**Task item:** Do these statements agree with the abstract on doxorubicin inactivation by a gut bacterium? (a) The screen cultured two hundred gut strains taken from a healthy patient's fecal sample. (b) Raoultella planticola inactivated doxorubicin under aerobic conditions. (c) Doxorubicin was inactivated through removal of its daunosamine sugar. For each, answer yes or no and quote the deciding words of the abstract.

**Text segment:**
Identifying drug-microbiome interactions: the inactivation of doxorubicin by the gut bacterium Raoultella planticola

Abstract

The human gut microbiota contributes to host metabolic processes. Diverse microbial metabolic enzymes can affect therapeutic agents, resulting in chemical modifications that alter drug efficacy and toxicology. These interactions may result in ineffective treatments and dose-limiting side effects, as shown by bacterial modifications of the cardiac drug digoxin and chemotherapy drug irinotecan, respectively. Yet, few drug-microbiome interactions have been characterized. Here, a platform is developed to screen for drug-microbiome interactions, validated by the isolation of a gut bacterium capable of inactivating the antineoplastic drug doxorubicin. Two hundred gut strains isolated from a healthy patient fecal sample were cultured in the presence of antibiotic and antineoplastic drugs to enrich for resistance and possible inactivation. Raoultella planticola was identified for its ability to inactivate doxorubicin anaerobically through whole cell and crude lysate assays. This activity was also observed in other Enterobacteriaceae and resulted in doxorubicin inactivation by the removal of its daunosamine sugar, likely mediated by a molybdopterin-dependent enzyme. Other potential drug-microbiome interactions were identified in this screen and can be analyzed further. This platform enables the identification of drug-microbiome interactions that can be used to study drug pharmacology, improve the efficacy of therapeutic treatments, and advance personalized medicine.

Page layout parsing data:
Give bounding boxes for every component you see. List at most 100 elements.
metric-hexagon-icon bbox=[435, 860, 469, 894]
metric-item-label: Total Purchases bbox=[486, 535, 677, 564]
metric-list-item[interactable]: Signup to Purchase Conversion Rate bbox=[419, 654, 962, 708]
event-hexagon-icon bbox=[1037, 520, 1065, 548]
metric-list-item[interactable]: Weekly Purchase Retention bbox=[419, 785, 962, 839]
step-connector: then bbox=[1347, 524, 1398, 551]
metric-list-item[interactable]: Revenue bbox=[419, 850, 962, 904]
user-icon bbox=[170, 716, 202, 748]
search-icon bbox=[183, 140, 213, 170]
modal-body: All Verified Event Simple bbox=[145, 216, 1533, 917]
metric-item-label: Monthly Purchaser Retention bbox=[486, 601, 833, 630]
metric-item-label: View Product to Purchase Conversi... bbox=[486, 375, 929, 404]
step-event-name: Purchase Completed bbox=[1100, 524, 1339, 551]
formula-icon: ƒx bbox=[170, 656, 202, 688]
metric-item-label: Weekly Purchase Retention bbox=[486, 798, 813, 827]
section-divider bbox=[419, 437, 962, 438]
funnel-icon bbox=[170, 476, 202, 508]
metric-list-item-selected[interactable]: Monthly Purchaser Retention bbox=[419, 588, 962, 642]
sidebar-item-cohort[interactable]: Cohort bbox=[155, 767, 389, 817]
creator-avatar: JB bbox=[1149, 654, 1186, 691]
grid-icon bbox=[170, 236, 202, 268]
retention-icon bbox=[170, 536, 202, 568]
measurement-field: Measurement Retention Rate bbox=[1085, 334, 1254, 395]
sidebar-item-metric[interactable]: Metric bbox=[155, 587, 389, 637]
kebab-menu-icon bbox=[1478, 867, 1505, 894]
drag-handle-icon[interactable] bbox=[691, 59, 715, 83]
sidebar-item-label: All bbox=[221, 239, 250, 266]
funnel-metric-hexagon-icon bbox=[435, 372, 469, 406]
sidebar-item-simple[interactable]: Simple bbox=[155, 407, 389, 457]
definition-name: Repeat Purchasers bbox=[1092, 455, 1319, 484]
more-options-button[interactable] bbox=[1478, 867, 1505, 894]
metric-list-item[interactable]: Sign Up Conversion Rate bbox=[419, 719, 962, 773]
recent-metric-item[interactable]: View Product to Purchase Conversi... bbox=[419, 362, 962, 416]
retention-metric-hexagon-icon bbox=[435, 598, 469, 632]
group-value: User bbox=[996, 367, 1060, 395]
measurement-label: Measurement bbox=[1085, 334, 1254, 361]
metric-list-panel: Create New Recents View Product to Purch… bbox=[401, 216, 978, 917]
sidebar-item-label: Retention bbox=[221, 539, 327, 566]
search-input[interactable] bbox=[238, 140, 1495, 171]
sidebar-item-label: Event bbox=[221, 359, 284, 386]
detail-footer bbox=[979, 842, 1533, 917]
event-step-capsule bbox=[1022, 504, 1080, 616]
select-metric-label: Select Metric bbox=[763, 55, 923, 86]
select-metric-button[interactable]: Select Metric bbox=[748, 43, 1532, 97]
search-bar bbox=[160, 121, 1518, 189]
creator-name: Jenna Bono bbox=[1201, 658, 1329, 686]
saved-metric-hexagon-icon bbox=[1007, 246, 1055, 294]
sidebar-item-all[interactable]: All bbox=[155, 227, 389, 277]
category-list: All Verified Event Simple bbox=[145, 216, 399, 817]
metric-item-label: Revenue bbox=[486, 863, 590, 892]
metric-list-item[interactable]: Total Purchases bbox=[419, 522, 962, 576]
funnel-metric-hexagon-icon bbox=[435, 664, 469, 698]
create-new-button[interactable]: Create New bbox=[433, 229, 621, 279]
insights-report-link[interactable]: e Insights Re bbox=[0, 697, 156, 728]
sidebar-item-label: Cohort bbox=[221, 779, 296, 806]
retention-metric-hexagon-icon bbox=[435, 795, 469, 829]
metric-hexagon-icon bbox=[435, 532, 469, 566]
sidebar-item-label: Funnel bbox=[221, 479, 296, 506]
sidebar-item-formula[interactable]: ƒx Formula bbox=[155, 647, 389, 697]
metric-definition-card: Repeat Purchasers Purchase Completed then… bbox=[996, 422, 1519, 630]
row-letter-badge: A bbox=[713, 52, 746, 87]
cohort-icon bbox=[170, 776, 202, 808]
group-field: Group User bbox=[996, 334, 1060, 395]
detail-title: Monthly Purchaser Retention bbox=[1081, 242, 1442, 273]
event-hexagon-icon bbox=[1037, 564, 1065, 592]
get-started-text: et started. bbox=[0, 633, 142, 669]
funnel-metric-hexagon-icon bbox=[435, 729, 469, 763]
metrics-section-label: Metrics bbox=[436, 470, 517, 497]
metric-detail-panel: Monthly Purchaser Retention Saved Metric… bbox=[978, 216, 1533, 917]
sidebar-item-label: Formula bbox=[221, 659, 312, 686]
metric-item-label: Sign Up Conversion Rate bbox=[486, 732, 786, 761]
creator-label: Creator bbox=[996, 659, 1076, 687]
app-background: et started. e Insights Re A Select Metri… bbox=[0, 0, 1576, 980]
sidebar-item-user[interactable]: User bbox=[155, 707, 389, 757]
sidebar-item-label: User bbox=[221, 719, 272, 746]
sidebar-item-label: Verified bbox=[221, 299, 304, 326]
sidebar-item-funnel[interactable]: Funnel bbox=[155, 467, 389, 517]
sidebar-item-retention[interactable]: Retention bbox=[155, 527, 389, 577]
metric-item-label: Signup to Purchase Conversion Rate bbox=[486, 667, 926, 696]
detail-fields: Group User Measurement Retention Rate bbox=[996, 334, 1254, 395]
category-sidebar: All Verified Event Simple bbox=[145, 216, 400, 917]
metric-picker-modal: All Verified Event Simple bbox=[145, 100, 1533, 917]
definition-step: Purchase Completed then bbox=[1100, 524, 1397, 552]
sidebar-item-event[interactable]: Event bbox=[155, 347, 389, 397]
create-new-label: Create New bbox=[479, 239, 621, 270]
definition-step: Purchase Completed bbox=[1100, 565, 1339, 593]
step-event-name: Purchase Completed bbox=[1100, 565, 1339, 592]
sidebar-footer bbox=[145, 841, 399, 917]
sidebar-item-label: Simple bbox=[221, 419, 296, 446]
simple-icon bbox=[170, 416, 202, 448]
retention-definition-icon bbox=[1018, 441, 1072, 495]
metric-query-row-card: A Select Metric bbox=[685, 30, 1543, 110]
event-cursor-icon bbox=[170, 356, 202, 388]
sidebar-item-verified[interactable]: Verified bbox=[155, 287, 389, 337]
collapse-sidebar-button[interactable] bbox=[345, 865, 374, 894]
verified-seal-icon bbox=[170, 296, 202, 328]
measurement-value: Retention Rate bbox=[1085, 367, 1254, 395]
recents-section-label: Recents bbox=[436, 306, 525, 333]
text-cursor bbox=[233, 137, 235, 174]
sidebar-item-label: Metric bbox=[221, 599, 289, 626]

**Output of the exercise:**
(a) Yes: "Two hundred gut strains isolated from a healthy patient fecal sample were cultured in the presence of antibiotic and antineoplastic drugs"
(b) No: "Raoultella planticola was identified for its ability to inactivate doxorubicin anaerobically"
(c) Yes: "resulted in doxorubicin inactivation by the removal of its daunosamine sugar"